## WORK TO BE COMPLETED
Output every entry exactly, from the first line to the last.

(Dataset records)
-- BEGIN --
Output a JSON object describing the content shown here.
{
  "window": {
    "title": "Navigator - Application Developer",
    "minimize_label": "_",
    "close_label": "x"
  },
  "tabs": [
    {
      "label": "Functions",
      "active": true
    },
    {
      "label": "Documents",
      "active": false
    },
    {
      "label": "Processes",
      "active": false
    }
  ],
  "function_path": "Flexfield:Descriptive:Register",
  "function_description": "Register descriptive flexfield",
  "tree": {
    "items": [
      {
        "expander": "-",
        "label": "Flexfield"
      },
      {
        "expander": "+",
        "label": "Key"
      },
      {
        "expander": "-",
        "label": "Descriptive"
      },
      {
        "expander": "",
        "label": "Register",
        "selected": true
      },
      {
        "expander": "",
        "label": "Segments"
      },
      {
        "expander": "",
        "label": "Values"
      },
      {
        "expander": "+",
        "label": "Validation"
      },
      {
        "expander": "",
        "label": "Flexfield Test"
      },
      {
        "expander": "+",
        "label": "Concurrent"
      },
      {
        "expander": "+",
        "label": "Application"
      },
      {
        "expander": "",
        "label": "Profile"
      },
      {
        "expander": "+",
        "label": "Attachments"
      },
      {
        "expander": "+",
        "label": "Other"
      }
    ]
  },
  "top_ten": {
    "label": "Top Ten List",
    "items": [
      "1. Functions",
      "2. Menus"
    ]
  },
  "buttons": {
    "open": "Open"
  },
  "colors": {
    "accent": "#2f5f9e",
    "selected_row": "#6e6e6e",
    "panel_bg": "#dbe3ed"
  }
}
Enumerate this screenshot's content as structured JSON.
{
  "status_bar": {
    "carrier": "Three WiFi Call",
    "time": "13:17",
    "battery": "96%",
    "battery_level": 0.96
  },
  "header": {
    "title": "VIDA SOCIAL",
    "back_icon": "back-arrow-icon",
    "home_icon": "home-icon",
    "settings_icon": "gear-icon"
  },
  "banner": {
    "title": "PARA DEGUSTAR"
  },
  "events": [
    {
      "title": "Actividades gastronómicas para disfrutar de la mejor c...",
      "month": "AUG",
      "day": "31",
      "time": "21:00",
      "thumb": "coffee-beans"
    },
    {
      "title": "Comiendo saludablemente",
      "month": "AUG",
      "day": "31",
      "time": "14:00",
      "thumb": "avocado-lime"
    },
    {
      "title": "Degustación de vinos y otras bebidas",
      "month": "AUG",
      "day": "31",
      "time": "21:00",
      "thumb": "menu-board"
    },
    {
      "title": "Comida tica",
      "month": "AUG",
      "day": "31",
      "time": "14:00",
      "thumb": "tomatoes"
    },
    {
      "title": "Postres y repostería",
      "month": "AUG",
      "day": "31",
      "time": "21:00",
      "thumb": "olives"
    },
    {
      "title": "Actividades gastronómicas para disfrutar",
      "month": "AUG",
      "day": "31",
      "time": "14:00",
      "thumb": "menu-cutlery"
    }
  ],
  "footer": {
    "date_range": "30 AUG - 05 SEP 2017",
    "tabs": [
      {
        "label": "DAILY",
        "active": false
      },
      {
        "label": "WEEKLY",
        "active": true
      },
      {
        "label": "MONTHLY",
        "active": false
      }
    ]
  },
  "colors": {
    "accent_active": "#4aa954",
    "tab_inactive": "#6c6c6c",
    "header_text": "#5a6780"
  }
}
-- END --
## WRITTEN ANSWER
Output a JSON object describing the content shown here.
{
  "window": {
    "title": "Navigator - Application Developer",
    "minimize_label": "_",
    "close_label": "x"
  },
  "tabs": [
    {
      "label": "Functions",
      "active": true
    },
    {
      "label": "Documents",
      "active": false
    },
    {
      "label": "Processes",
      "active": false
    }
  ],
  "function_path": "Flexfield:Descriptive:Register",
  "function_description": "Register descriptive flexfield",
  "tree": {
    "items": [
      {
        "expander": "-",
        "label": "Flexfield"
      },
      {
        "expander": "+",
        "label": "Key"
      },
      {
        "expander": "-",
        "label": "Descriptive"
      },
      {
        "expander": "",
        "label": "Register",
        "selected": true
      },
      {
        "expander": "",
        "label": "Segments"
      },
      {
        "expander": "",
        "label": "Values"
      },
      {
        "expander": "+",
        "label": "Validation"
      },
      {
        "expander": "",
        "label": "Flexfield Test"
      },
      {
        "expander": "+",
        "label": "Concurrent"
      },
      {
        "expander": "+",
        "label": "Application"
      },
      {
        "expander": "",
        "label": "Profile"
      },
      {
        "expander": "+",
        "label": "Attachments"
      },
      {
        "expander": "+",
        "label": "Other"
      }
    ]
  },
  "top_ten": {
    "label": "Top Ten List",
    "items": [
      "1. Functions",
      "2. Menus"
    ]
  },
  "buttons": {
    "open": "Open"
  },
  "colors": {
    "accent": "#2f5f9e",
    "selected_row": "#6e6e6e",
    "panel_bg": "#dbe3ed"
  }
}
Enumerate this screenshot's content as structured JSON.
{
  "status_bar": {
    "carrier": "Three WiFi Call",
    "time": "13:17",
    "battery": "96%",
    "battery_level": 0.96
  },
  "header": {
    "title": "VIDA SOCIAL",
    "back_icon": "back-arrow-icon",
    "home_icon": "home-icon",
    "settings_icon": "gear-icon"
  },
  "banner": {
    "title": "PARA DEGUSTAR"
  },
  "events": [
    {
      "title": "Actividades gastronómicas para disfrutar de la mejor c...",
      "month": "AUG",
      "day": "31",
      "time": "21:00",
      "thumb": "coffee-beans"
    },
    {
      "title": "Comiendo saludablemente",
      "month": "AUG",
      "day": "31",
      "time": "14:00",
      "thumb": "avocado-lime"
    },
    {
      "title": "Degustación de vinos y otras bebidas",
      "month": "AUG",
      "day": "31",
      "time": "21:00",
      "thumb": "menu-board"
    },
    {
      "title": "Comida tica",
      "month": "AUG",
      "day": "31",
      "time": "14:00",
      "thumb": "tomatoes"
    },
    {
      "title": "Postres y repostería",
      "month": "AUG",
      "day": "31",
      "time": "21:00",
      "thumb": "olives"
    },
    {
      "title": "Actividades gastronómicas para disfrutar",
      "month": "AUG",
      "day": "31",
      "time": "14:00",
      "thumb": "menu-cutlery"
    }
  ],
  "footer": {
    "date_range": "30 AUG - 05 SEP 2017",
    "tabs": [
      {
        "label": "DAILY",
        "active": false
      },
      {
        "label": "WEEKLY",
        "active": true
      },
      {
        "label": "MONTHLY",
        "active": false
      }
    ]
  },
  "colors": {
    "accent_active": "#4aa954",
    "tab_inactive": "#6c6c6c",
    "header_text": "#5a6780"
  }
}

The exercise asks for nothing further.